• [Exercise requirements]: Transcribe all the entries word for word, omitting any pictures they contain.

※ ※ ※

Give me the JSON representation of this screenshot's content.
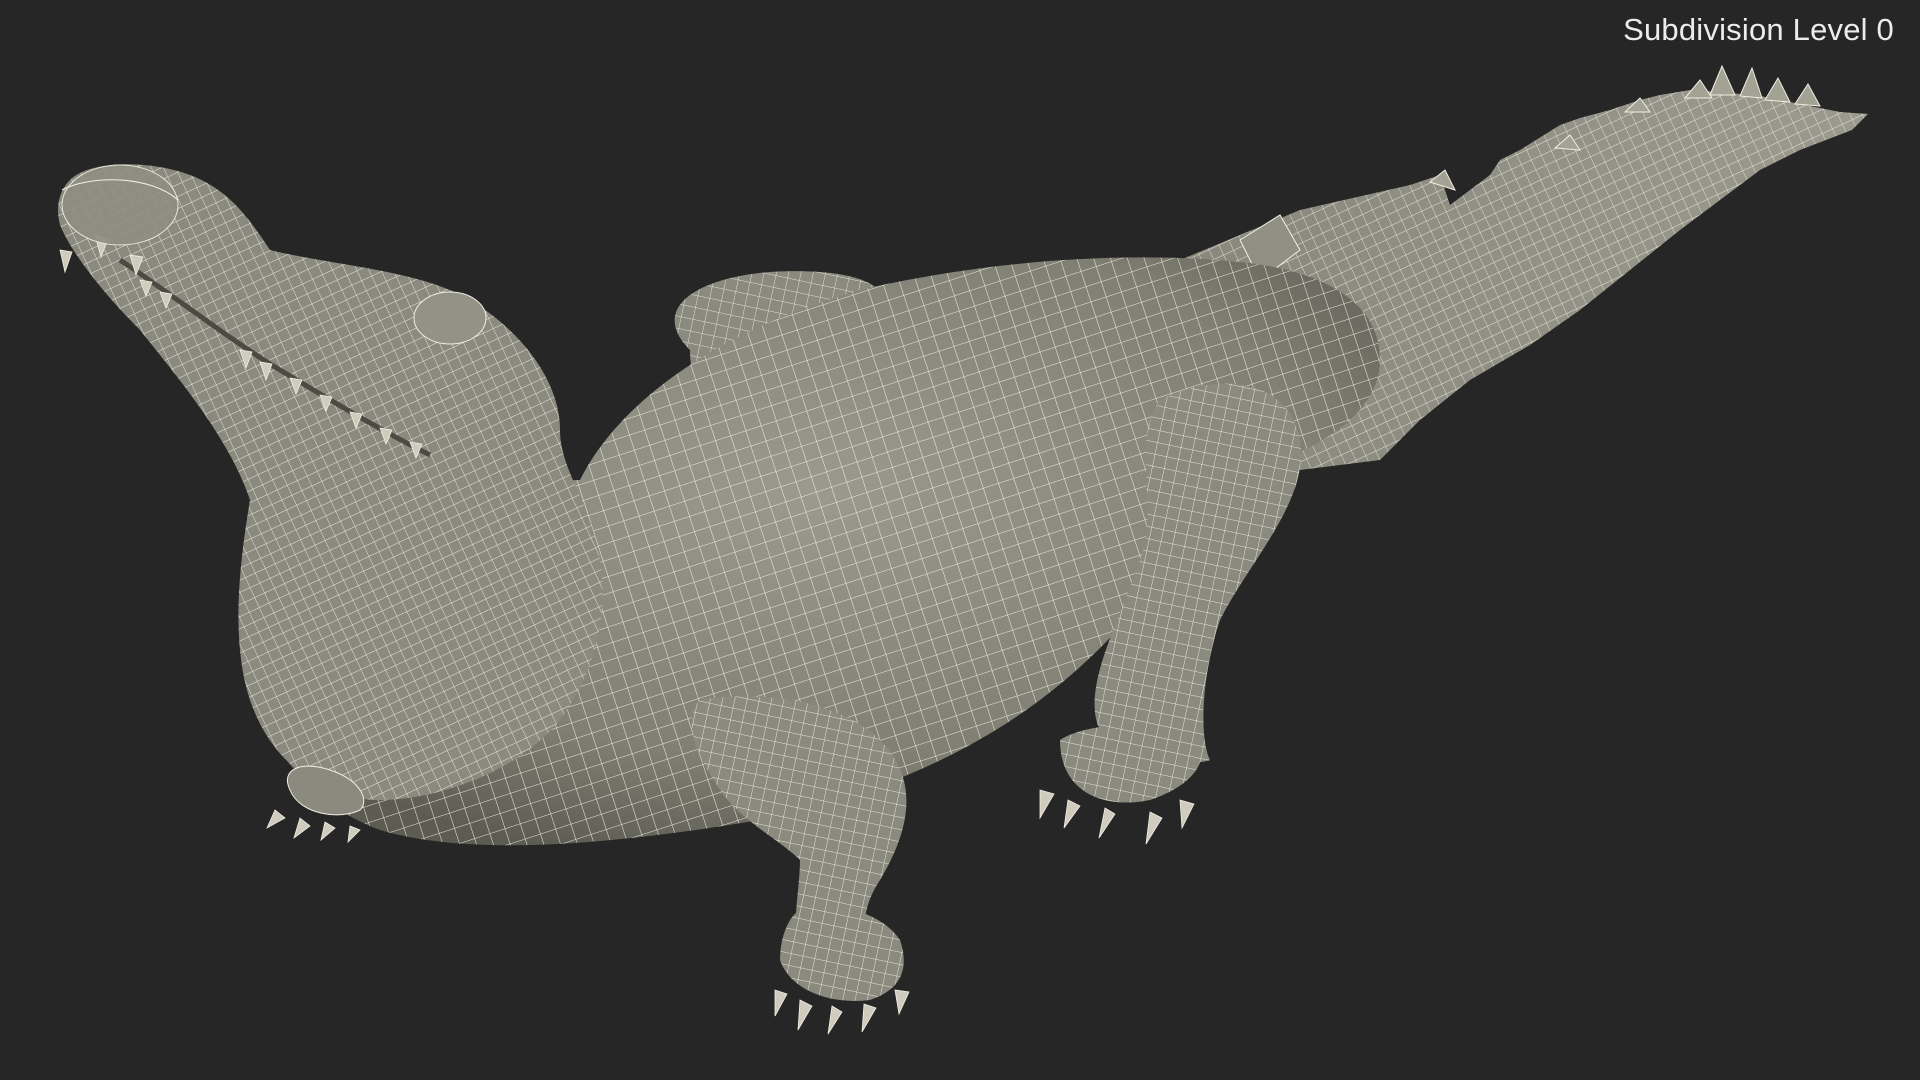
{
  "viewport": {
    "label": "Subdivision Level 0",
    "background_color": "#262626",
    "label_color": "#ececec"
  },
  "model": {
    "subject": "crocodile-wireframe-mesh",
    "surface_color": "#8a8a7e",
    "shadow_color": "#55554c",
    "wire_color": "#f2efe2"
  }
}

※ ※ ※

• [Final result]:
Give me the JSON representation of this screenshot's content.
{
  "viewport": {
    "label": "Subdivision Level 0",
    "background_color": "#262626",
    "label_color": "#ececec"
  },
  "model": {
    "subject": "crocodile-wireframe-mesh",
    "surface_color": "#8a8a7e",
    "shadow_color": "#55554c",
    "wire_color": "#f2efe2"
  }
}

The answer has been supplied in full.